● FRAGMENTO DE LECTURA:

###

A esos dos millones de catalanes lo único que les importa y satisface en esta vida es oír decir a Quim Torra que llevará la causa de su inhabilitación a los tribunales de la UE; escuchar cómo exige a Sánchez y al Rey, con altanería, que pidan perdón por el fusilamiento de Companys; saber que Elisenda Paluzie llama al consumo estratégico de productos catalanes y al boicot a todo lo que proceda de España; disfrutar viendo a un puñado de exaltados quemar un muñeco del Rey y varios contenedores o, en resumen, congratularse en Twitter de que el gran Carles Puigdemont suscriba los postulados del sector más radical del independentismo –Desobediencia Civil, integrada por miembros de los CDR– y apueste por la «confrontación inteligente», aplicando tácticas similares a las empleadas durante los disturbios en Hong Kong; es decir: no anunciar acciones, actuar por sorpresa, lesionar los intereses del poder económico (IBEX, Hacienda, Seguridad Social), del poder político (Congreso, Senado), del poder judicial, del poder mediático y de los Cuerpos y Fuerzas de Seguridad del Estado.

###

● ACTIVIDAD:
Enumera todas las personas a las que el fragmento de lectura se refiere por su nombre o su apellido.

###

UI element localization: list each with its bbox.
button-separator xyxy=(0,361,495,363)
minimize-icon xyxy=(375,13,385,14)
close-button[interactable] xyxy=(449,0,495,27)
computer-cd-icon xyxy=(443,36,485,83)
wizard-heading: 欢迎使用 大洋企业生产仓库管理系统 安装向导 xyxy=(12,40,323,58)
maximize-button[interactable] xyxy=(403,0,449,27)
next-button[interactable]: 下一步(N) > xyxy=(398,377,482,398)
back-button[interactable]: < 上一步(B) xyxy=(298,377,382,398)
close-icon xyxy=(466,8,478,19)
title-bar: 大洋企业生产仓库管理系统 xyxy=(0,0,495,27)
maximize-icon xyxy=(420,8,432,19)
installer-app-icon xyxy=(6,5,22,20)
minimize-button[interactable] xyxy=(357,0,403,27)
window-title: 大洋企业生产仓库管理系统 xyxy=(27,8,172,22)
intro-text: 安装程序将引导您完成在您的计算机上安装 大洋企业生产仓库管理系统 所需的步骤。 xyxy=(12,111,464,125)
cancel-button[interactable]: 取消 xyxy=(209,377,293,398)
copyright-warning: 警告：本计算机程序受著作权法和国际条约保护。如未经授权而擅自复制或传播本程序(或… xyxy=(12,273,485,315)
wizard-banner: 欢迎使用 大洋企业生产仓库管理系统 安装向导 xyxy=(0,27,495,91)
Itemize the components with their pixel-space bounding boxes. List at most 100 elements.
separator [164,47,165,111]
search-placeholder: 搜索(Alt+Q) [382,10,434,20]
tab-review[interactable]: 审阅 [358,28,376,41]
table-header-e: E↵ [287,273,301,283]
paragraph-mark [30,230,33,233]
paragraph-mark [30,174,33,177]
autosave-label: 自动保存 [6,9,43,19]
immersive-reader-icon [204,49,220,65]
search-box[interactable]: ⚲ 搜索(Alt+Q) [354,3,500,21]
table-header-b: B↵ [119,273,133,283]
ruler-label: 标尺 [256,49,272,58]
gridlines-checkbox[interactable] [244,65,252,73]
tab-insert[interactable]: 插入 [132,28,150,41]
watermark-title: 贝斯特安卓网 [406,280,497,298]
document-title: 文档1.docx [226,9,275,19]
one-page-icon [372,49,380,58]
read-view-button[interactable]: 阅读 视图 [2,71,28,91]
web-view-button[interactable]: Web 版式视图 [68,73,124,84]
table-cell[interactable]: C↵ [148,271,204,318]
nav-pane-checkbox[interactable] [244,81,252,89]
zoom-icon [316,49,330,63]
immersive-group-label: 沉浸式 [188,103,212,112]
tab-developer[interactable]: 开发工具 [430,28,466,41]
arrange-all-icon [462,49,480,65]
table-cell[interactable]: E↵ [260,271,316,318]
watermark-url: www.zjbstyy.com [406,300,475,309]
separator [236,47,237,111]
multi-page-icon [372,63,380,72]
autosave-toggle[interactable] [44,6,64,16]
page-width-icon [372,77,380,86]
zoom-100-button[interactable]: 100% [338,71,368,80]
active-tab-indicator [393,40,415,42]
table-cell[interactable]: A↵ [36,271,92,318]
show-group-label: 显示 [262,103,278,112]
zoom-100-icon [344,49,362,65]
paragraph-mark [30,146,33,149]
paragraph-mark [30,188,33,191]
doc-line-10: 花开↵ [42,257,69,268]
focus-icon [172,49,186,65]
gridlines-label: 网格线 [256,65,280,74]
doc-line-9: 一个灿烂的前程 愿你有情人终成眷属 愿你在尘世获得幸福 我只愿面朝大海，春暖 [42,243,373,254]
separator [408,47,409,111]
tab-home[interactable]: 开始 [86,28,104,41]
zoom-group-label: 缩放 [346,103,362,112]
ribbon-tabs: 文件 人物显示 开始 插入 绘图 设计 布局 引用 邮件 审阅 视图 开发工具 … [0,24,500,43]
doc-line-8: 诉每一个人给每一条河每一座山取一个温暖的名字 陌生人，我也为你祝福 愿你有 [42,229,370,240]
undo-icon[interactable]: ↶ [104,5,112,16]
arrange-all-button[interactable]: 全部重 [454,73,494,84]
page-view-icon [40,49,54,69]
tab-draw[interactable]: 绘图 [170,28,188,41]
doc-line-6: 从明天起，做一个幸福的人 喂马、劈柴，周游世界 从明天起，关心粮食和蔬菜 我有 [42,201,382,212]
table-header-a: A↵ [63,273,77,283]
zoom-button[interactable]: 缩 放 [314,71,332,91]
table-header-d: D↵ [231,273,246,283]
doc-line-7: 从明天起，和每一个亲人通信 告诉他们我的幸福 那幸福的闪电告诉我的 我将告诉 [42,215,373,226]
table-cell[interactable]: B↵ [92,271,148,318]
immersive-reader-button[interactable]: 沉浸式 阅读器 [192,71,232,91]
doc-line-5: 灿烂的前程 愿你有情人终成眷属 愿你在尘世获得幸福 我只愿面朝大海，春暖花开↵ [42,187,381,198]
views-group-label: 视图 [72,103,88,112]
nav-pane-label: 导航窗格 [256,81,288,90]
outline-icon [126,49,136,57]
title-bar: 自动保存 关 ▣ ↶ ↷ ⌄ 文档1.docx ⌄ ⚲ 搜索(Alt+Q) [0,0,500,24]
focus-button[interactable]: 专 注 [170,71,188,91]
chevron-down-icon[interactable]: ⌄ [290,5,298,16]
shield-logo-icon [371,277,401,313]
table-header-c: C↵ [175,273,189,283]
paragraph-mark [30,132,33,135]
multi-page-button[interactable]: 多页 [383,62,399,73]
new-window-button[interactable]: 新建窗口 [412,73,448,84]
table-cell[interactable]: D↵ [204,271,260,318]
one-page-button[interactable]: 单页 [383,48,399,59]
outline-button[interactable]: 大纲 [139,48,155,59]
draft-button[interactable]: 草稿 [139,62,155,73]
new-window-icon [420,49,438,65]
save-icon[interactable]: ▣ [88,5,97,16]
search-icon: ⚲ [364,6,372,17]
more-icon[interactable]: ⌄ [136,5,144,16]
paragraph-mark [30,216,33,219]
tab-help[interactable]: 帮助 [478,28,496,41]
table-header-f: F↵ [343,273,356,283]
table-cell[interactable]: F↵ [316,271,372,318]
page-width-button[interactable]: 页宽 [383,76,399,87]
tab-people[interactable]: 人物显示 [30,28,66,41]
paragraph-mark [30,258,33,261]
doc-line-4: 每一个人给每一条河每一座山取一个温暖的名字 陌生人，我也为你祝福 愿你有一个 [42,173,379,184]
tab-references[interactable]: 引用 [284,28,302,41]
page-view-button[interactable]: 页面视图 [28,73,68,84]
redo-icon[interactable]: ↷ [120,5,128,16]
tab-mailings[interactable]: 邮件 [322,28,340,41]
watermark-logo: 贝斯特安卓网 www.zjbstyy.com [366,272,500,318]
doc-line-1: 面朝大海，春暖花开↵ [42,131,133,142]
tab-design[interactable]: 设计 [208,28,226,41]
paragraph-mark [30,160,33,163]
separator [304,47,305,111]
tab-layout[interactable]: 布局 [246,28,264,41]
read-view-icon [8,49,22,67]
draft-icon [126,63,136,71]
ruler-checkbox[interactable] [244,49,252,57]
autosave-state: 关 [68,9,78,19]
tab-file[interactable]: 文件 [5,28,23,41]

###

● RESPUESTA:
Quim Torra, Sánchez, Companys, Elisenda Paluzie y Carles Puigdemont.